* BEGIN DATA PROVIDED *

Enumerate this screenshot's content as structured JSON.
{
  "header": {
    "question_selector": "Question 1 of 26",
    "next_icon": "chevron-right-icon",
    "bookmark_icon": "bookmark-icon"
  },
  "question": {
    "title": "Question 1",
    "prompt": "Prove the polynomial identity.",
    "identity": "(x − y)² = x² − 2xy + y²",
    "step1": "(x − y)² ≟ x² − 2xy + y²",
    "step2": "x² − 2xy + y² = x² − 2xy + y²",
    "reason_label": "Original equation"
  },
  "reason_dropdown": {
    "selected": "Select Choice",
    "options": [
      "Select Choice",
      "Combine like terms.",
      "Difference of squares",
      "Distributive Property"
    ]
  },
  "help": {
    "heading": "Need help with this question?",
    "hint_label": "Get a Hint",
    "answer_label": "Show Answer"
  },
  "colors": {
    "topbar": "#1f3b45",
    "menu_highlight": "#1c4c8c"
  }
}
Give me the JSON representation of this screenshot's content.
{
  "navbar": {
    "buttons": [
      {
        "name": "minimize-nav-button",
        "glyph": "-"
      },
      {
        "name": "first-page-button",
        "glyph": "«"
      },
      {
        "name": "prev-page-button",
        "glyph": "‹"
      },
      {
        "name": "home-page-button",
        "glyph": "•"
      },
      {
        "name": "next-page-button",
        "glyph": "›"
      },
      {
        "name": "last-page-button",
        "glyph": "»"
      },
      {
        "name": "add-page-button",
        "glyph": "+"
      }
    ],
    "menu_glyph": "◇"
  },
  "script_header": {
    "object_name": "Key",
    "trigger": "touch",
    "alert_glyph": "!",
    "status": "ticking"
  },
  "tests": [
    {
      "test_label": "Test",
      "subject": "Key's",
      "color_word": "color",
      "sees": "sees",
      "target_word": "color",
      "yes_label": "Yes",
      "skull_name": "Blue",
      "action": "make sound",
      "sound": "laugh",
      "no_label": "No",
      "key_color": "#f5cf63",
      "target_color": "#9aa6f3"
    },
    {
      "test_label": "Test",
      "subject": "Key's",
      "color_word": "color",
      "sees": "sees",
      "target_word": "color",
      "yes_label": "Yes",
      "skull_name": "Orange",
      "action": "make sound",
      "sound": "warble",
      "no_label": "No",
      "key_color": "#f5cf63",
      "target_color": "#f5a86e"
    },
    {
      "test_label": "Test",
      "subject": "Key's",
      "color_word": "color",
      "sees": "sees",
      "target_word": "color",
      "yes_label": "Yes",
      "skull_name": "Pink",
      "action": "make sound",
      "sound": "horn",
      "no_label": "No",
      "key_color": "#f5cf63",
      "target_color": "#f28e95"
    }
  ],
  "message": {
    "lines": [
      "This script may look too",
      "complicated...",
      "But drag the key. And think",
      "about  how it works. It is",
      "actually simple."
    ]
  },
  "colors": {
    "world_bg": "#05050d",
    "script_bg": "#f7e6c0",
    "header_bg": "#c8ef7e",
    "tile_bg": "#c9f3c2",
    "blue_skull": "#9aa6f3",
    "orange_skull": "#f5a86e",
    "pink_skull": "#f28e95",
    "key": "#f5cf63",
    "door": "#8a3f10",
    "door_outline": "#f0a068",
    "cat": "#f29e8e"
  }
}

* END DATA PROVIDED *

■ **THE PROBLEM**:
Pull out every line holding "icon" from the records above, and copy it.

■ **PROBLEM SOLUTION**:
    "next_icon": "chevron-right-icon",
    "bookmark_icon": "bookmark-icon"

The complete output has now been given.